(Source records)
"""

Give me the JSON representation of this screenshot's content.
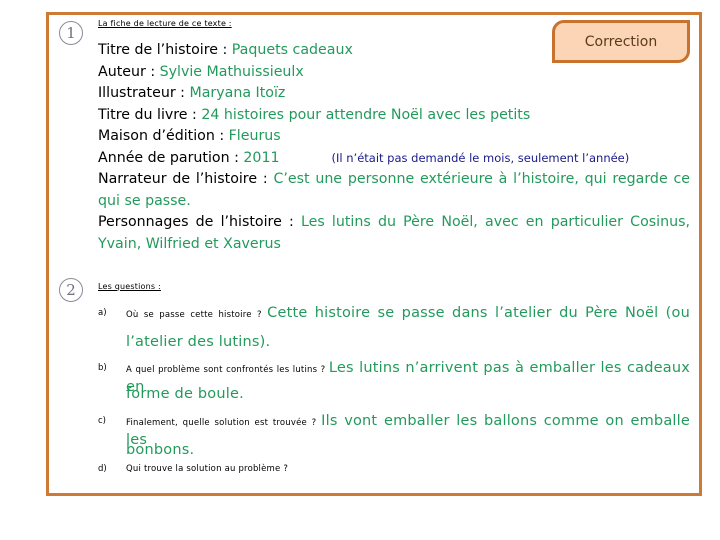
{
  "section1": {
    "number": "1",
    "heading": "La fiche de lecture de ce texte :"
  },
  "badge": {
    "label": "Correction"
  },
  "fiche": {
    "titre": {
      "label": "Titre de l’histoire : ",
      "value": "Paquets cadeaux"
    },
    "auteur": {
      "label": "Auteur : ",
      "value": "Sylvie Mathuissieulx"
    },
    "illustrateur": {
      "label": "Illustrateur : ",
      "value": "Maryana Itoïz"
    },
    "livre": {
      "label": "Titre du livre : ",
      "value": "24 histoires pour attendre Noël avec les petits"
    },
    "edition": {
      "label": "Maison d’édition : ",
      "value": "Fleurus"
    },
    "annee": {
      "label": "Année de parution : ",
      "value": "2011",
      "note": "(Il n’était pas demandé le mois, seulement l’année)"
    },
    "narrateur": {
      "label": "Narrateur de l’histoire : ",
      "value": "C’est une personne extérieure à l’histoire, qui regarde ce qui se passe."
    },
    "personnages": {
      "label": "Personnages de l’histoire : ",
      "value": "Les lutins du Père Noël, avec en particulier Cosinus, Yvain, Wilfried et Xaverus"
    }
  },
  "section2": {
    "number": "2",
    "heading": "Les questions :"
  },
  "questions": [
    {
      "letter": "a)",
      "question": "Où se passe cette histoire ? ",
      "answer_line1": "Cette histoire se passe dans l’atelier du Père Noël (ou",
      "answer_line2": "l’atelier des lutins)."
    },
    {
      "letter": "b)",
      "question": "A quel problème sont confrontés les lutins ? ",
      "answer_line1": "Les lutins n’arrivent pas à emballer les cadeaux en",
      "answer_line2": "forme de boule."
    },
    {
      "letter": "c)",
      "question": "Finalement, quelle solution est trouvée ? ",
      "answer_line1": "Ils vont emballer les ballons comme on emballe les",
      "answer_line2": "bonbons."
    },
    {
      "letter": "d)",
      "question": "Qui trouve la solution au problème ?",
      "answer_line1": "",
      "answer_line2": ""
    }
  ],
  "colors": {
    "frame": "#cc7a35",
    "badge_fill": "#fbd5b5",
    "answer_green": "#239a5c",
    "note_blue": "#1a1a8c"
  }
}
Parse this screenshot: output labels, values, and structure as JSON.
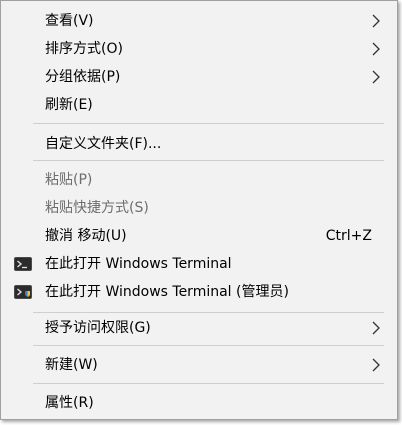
{
  "menu": {
    "items": [
      {
        "label": "查看(V)"
      },
      {
        "label": "排序方式(O)"
      },
      {
        "label": "分组依据(P)"
      },
      {
        "label": "刷新(E)"
      },
      {
        "label": "自定义文件夹(F)..."
      },
      {
        "label": "粘贴(P)"
      },
      {
        "label": "粘贴快捷方式(S)"
      },
      {
        "label": "撤消 移动(U)",
        "shortcut": "Ctrl+Z"
      },
      {
        "label": "在此打开 Windows Terminal"
      },
      {
        "label": "在此打开 Windows Terminal (管理员)"
      },
      {
        "label": "授予访问权限(G)"
      },
      {
        "label": "新建(W)"
      },
      {
        "label": "属性(R)"
      }
    ]
  },
  "icons": {
    "submenu_arrow": "chevron-right-icon",
    "terminal": "windows-terminal-icon",
    "terminal_admin": "windows-terminal-admin-icon"
  },
  "colors": {
    "menu_background": "#f2f2f2",
    "border": "#a0a0a0",
    "disabled_text": "#6d6d6d",
    "separator": "#cfcfcf"
  }
}
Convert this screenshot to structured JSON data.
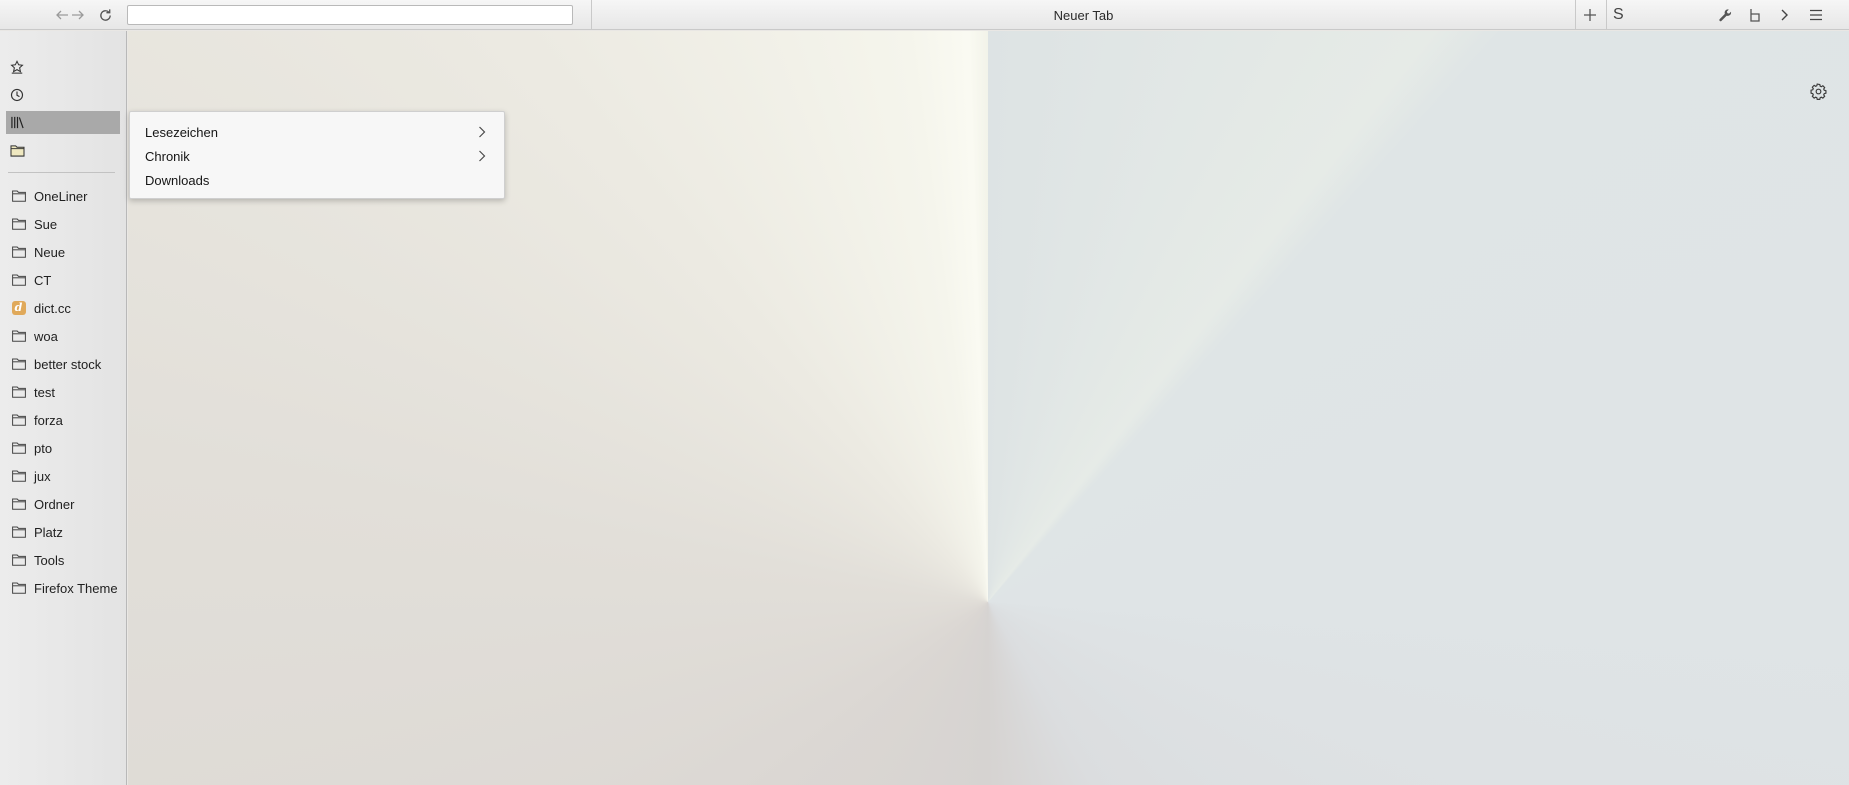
{
  "toolbar": {
    "url_value": "",
    "tab_title": "Neuer Tab",
    "extension_label": "S",
    "icons": [
      "arrow-back-icon",
      "arrow-forward-icon",
      "reload-icon",
      "plus-icon",
      "wrench-icon",
      "chevron-right-icon",
      "hamburger-icon"
    ]
  },
  "sidebar": {
    "icons": [
      "star-icon",
      "history-clock-icon",
      "library-icon",
      "folder-icon"
    ],
    "selected": "library-icon",
    "bookmarks": [
      {
        "label": "OneLiner",
        "icon": "folder-icon"
      },
      {
        "label": "Sue",
        "icon": "folder-icon"
      },
      {
        "label": "Neue",
        "icon": "folder-icon"
      },
      {
        "label": "CT",
        "icon": "folder-icon"
      },
      {
        "label": "dict.cc",
        "icon": "dict-cc-icon",
        "favicon_letter": "d"
      },
      {
        "label": "woa",
        "icon": "folder-icon"
      },
      {
        "label": "better stock",
        "icon": "folder-icon"
      },
      {
        "label": "test",
        "icon": "folder-icon"
      },
      {
        "label": "forza",
        "icon": "folder-icon"
      },
      {
        "label": "pto",
        "icon": "folder-icon"
      },
      {
        "label": "jux",
        "icon": "folder-icon"
      },
      {
        "label": "Ordner",
        "icon": "folder-icon"
      },
      {
        "label": "Platz",
        "icon": "folder-icon"
      },
      {
        "label": "Tools",
        "icon": "folder-icon"
      },
      {
        "label": "Firefox Theme",
        "icon": "folder-icon"
      }
    ]
  },
  "popup_menu": {
    "items": [
      {
        "label": "Lesezeichen",
        "has_submenu": true
      },
      {
        "label": "Chronik",
        "has_submenu": true
      },
      {
        "label": "Downloads",
        "has_submenu": false
      }
    ]
  },
  "colors": {
    "sidebar_selected": "#a9a9a9",
    "dict_cc_badge": "#e0a95a"
  }
}
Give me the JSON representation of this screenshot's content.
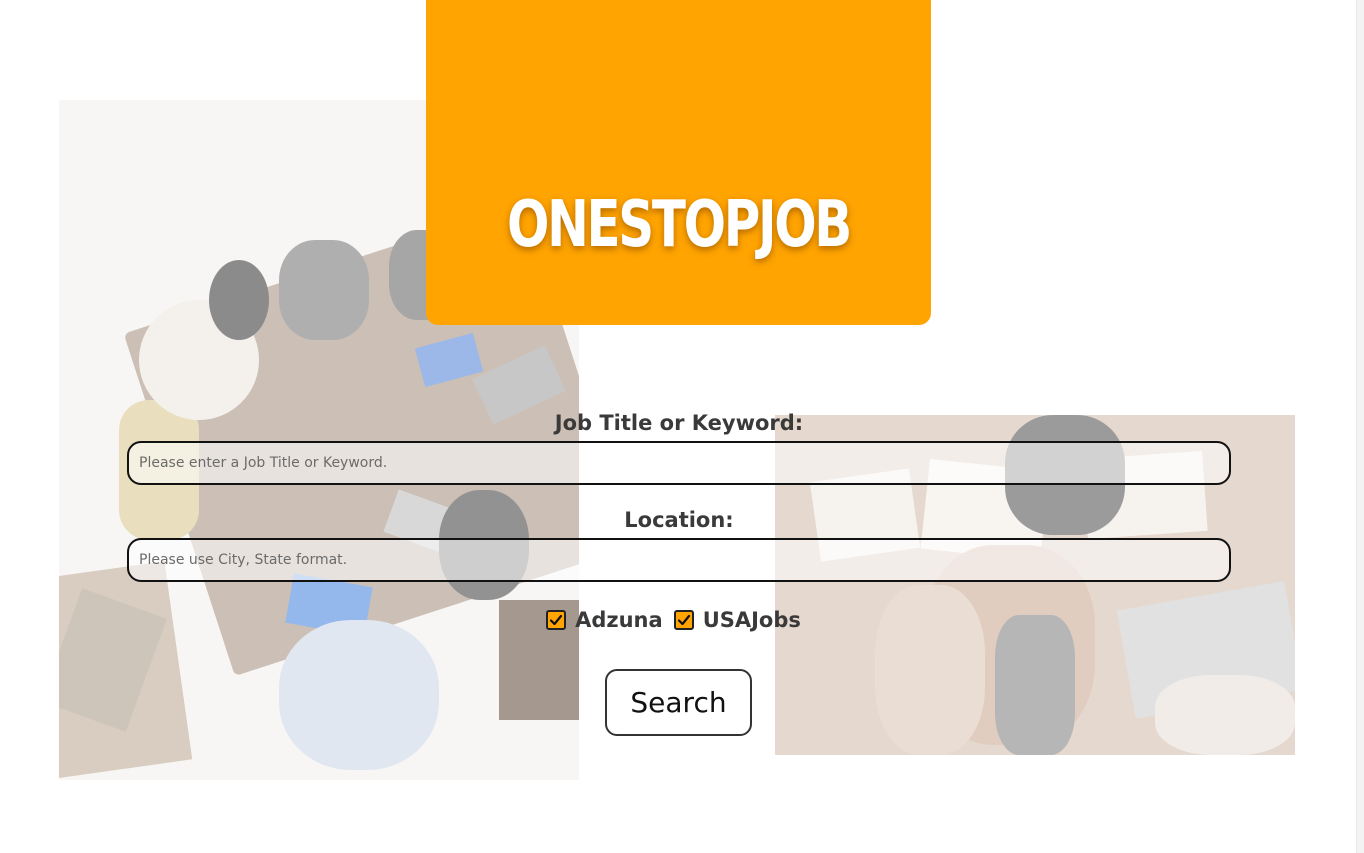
{
  "brand": {
    "logo_text": "ONESTOPJOB",
    "accent_color": "#ffa400"
  },
  "search_form": {
    "keyword": {
      "label": "Job Title or Keyword:",
      "placeholder": "Please enter a Job Title or Keyword.",
      "value": ""
    },
    "location": {
      "label": "Location:",
      "placeholder": "Please use City, State format.",
      "value": ""
    },
    "sources": [
      {
        "label": "Adzuna",
        "checked": true
      },
      {
        "label": "USAJobs",
        "checked": true
      }
    ],
    "submit_label": "Search"
  },
  "background_images": [
    {
      "name": "team-meeting-photo"
    },
    {
      "name": "team-hands-photo"
    }
  ]
}
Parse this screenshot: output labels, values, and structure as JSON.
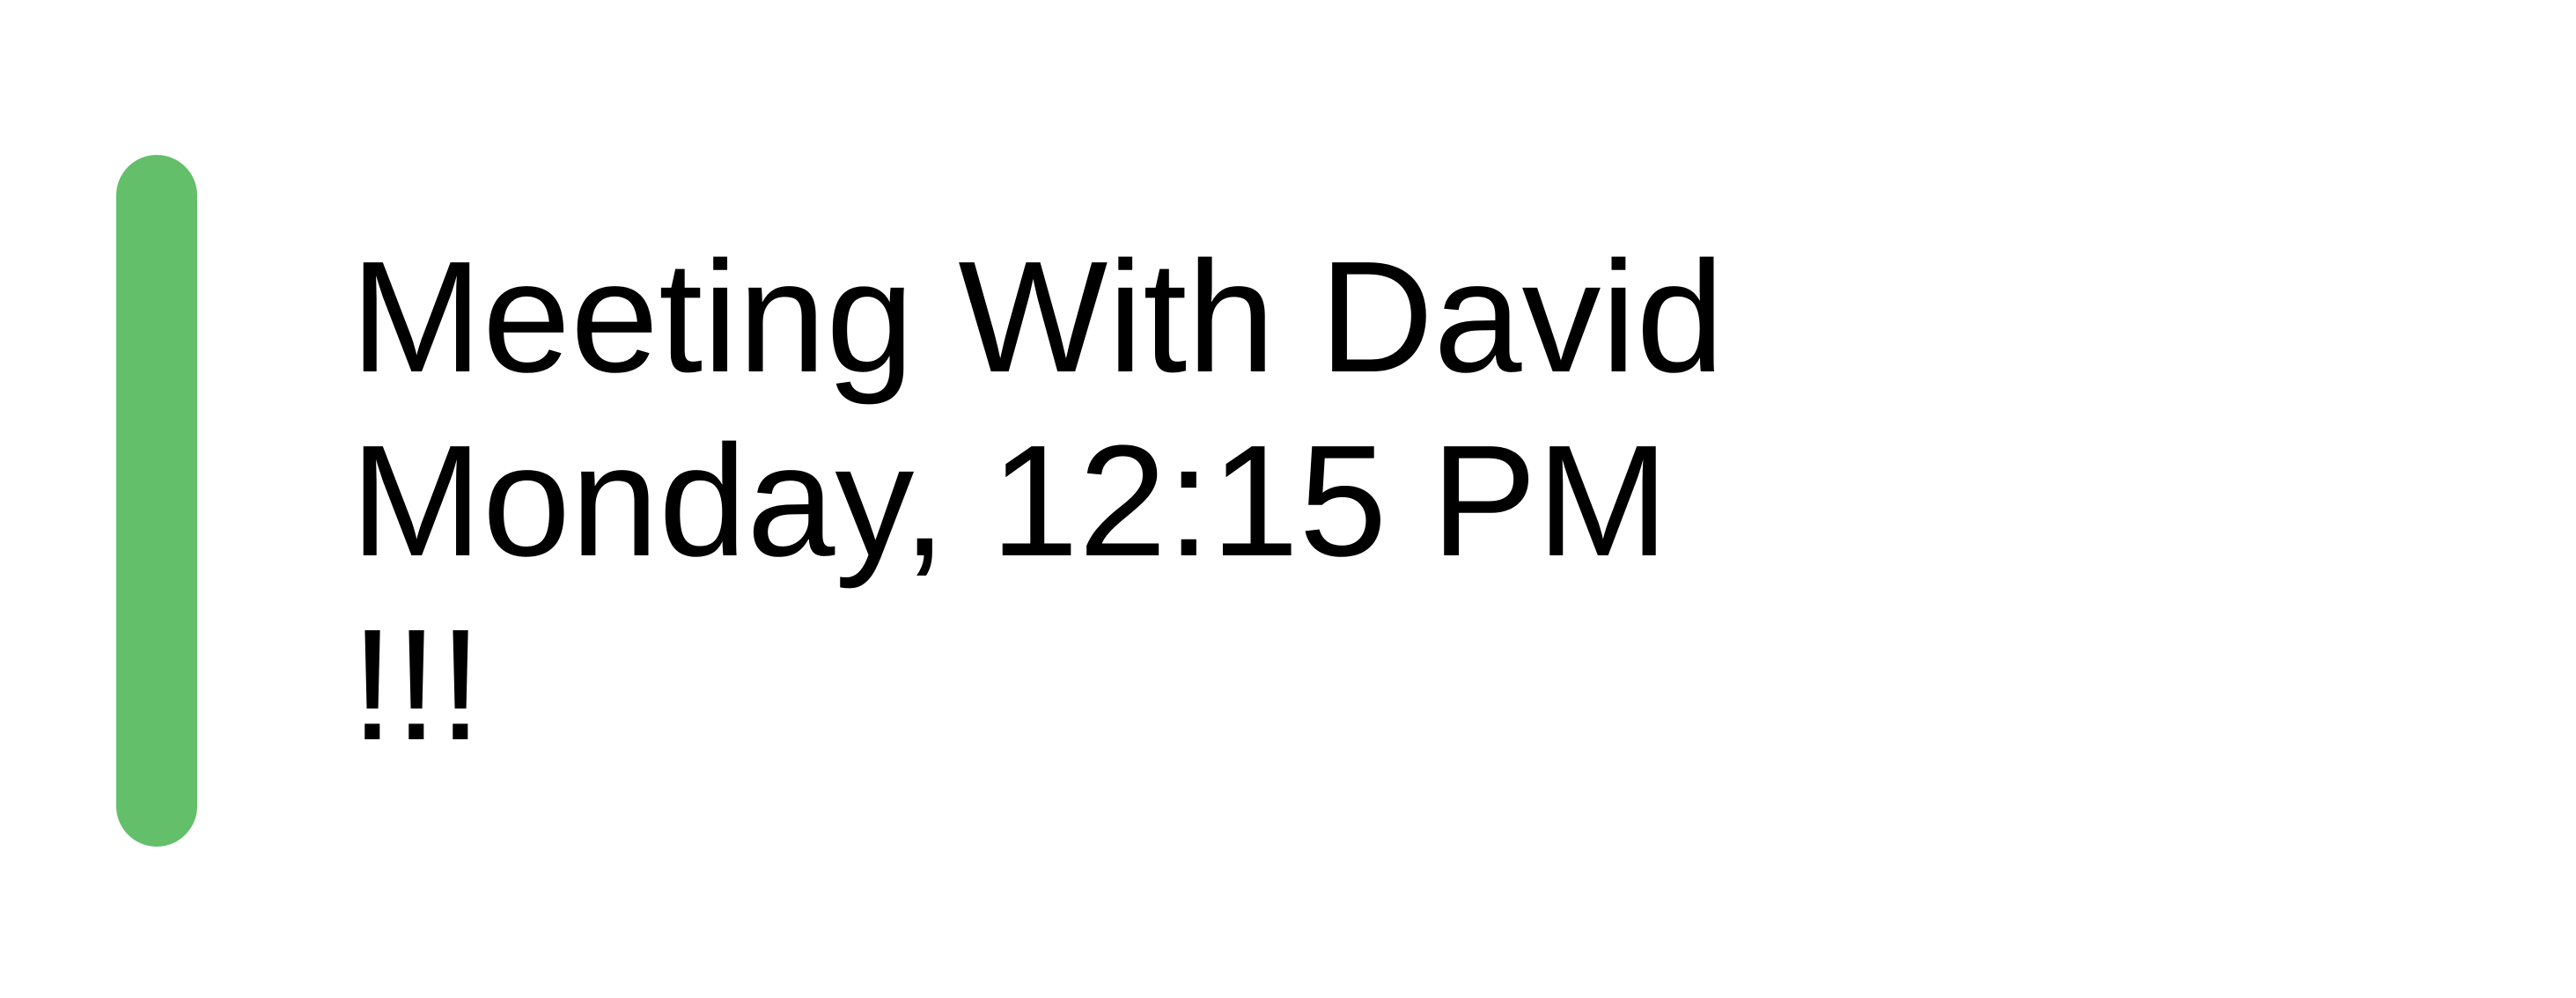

"""

▶ What is asked
From the entries above, output every line exactly and omit any image.

▶ Answer to this task
Give me the JSON representation of this screenshot's content.
{
  "section1": {
    "number": "1",
    "heading": "La fiche de lecture de ce texte :"
  },
  "badge": {
    "label": "Correction"
  },
  "fiche": {
    "titre": {
      "label": "Titre de l’histoire : ",
      "value": "Paquets cadeaux"
    },
    "auteur": {
      "label": "Auteur : ",
      "value": "Sylvie Mathuissieulx"
    },
    "illustrateur": {
      "label": "Illustrateur : ",
      "value": "Maryana Itoïz"
    },
    "livre": {
      "label": "Titre du livre : ",
      "value": "24 histoires pour attendre Noël avec les petits"
    },
    "edition": {
      "label": "Maison d’édition : ",
      "value": "Fleurus"
    },
    "annee": {
      "label": "Année de parution : ",
      "value": "2011",
      "note": "(Il n’était pas demandé le mois, seulement l’année)"
    },
    "narrateur": {
      "label": "Narrateur de l’histoire : ",
      "value": "C’est une personne extérieure à l’histoire, qui regarde ce qui se passe."
    },
    "personnages": {
      "label": "Personnages de l’histoire : ",
      "value": "Les lutins du Père Noël, avec en particulier Cosinus, Yvain, Wilfried et Xaverus"
    }
  },
  "section2": {
    "number": "2",
    "heading": "Les questions :"
  },
  "questions": [
    {
      "letter": "a)",
      "question": "Où se passe cette histoire ? ",
      "answer_line1": "Cette histoire se passe dans l’atelier du Père Noël (ou",
      "answer_line2": "l’atelier des lutins)."
    },
    {
      "letter": "b)",
      "question": "A quel problème sont confrontés les lutins ? ",
      "answer_line1": "Les lutins n’arrivent pas à emballer les cadeaux en",
      "answer_line2": "forme de boule."
    },
    {
      "letter": "c)",
      "question": "Finalement, quelle solution est trouvée ? ",
      "answer_line1": "Ils vont emballer les ballons comme on emballe les",
      "answer_line2": "bonbons."
    },
    {
      "letter": "d)",
      "question": "Qui trouve la solution au problème ?",
      "answer_line1": "",
      "answer_line2": ""
    }
  ],
  "colors": {
    "frame": "#cc7a35",
    "badge_fill": "#fbd5b5",
    "answer_green": "#239a5c",
    "note_blue": "#1a1a8c"
  }
}
Parse this screenshot: output labels, values, and structure as JSON.
{
  "menu": {
    "items": [
      {
        "label": "查看(V)"
      },
      {
        "label": "排序方式(O)"
      },
      {
        "label": "分组依据(P)"
      },
      {
        "label": "刷新(E)"
      },
      {
        "label": "自定义文件夹(F)..."
      },
      {
        "label": "粘贴(P)"
      },
      {
        "label": "粘贴快捷方式(S)"
      },
      {
        "label": "撤消 移动(U)",
        "shortcut": "Ctrl+Z"
      },
      {
        "label": "在此打开 Windows Terminal"
      },
      {
        "label": "在此打开 Windows Terminal (管理员)"
      },
      {
        "label": "授予访问权限(G)"
      },
      {
        "label": "新建(W)"
      },
      {
        "label": "属性(R)"
      }
    ]
  },
  "icons": {
    "submenu_arrow": "chevron-right-icon",
    "terminal": "windows-terminal-icon",
    "terminal_admin": "windows-terminal-admin-icon"
  },
  "colors": {
    "menu_background": "#f2f2f2",
    "border": "#a0a0a0",
    "disabled_text": "#6d6d6d",
    "separator": "#cfcfcf"
  }
}
Convert this screenshot to structured JSON data.
{
  "toolbar": {
    "url_value": "",
    "tab_title": "Neuer Tab",
    "extension_label": "S",
    "icons": [
      "arrow-back-icon",
      "arrow-forward-icon",
      "reload-icon",
      "plus-icon",
      "wrench-icon",
      "chevron-right-icon",
      "hamburger-icon"
    ]
  },
  "sidebar": {
    "icons": [
      "star-icon",
      "history-clock-icon",
      "library-icon",
      "folder-icon"
    ],
    "selected": "library-icon",
    "bookmarks": [
      {
        "label": "OneLiner",
        "icon": "folder-icon"
      },
      {
        "label": "Sue",
        "icon": "folder-icon"
      },
      {
        "label": "Neue",
        "icon": "folder-icon"
      },
      {
        "label": "CT",
        "icon": "folder-icon"
      },
      {
        "label": "dict.cc",
        "icon": "dict-cc-icon",
        "favicon_letter": "d"
      },
      {
        "label": "woa",
        "icon": "folder-icon"
      },
      {
        "label": "better stock",
        "icon": "folder-icon"
      },
      {
        "label": "test",
        "icon": "folder-icon"
      },
      {
        "label": "forza",
        "icon": "folder-icon"
      },
      {
        "label": "pto",
        "icon": "folder-icon"
      },
      {
        "label": "jux",
        "icon": "folder-icon"
      },
      {
        "label": "Ordner",
        "icon": "folder-icon"
      },
      {
        "label": "Platz",
        "icon": "folder-icon"
      },
      {
        "label": "Tools",
        "icon": "folder-icon"
      },
      {
        "label": "Firefox Theme",
        "icon": "folder-icon"
      }
    ]
  },
  "popup_menu": {
    "items": [
      {
        "label": "Lesezeichen",
        "has_submenu": true
      },
      {
        "label": "Chronik",
        "has_submenu": true
      },
      {
        "label": "Downloads",
        "has_submenu": false
      }
    ]
  },
  "colors": {
    "sidebar_selected": "#a9a9a9",
    "dict_cc_badge": "#e0a95a"
  }
}
Give me the JSON representation of this screenshot's content.
{
  "brand": {
    "logo_text": "ONESTOPJOB",
    "accent_color": "#ffa400"
  },
  "search_form": {
    "keyword": {
      "label": "Job Title or Keyword:",
      "placeholder": "Please enter a Job Title or Keyword.",
      "value": ""
    },
    "location": {
      "label": "Location:",
      "placeholder": "Please use City, State format.",
      "value": ""
    },
    "sources": [
      {
        "label": "Adzuna",
        "checked": true
      },
      {
        "label": "USAJobs",
        "checked": true
      }
    ],
    "submit_label": "Search"
  },
  "background_images": [
    {
      "name": "team-meeting-photo"
    },
    {
      "name": "team-hands-photo"
    }
  ]
}
Parse this screenshot: output labels, values, and structure as JSON.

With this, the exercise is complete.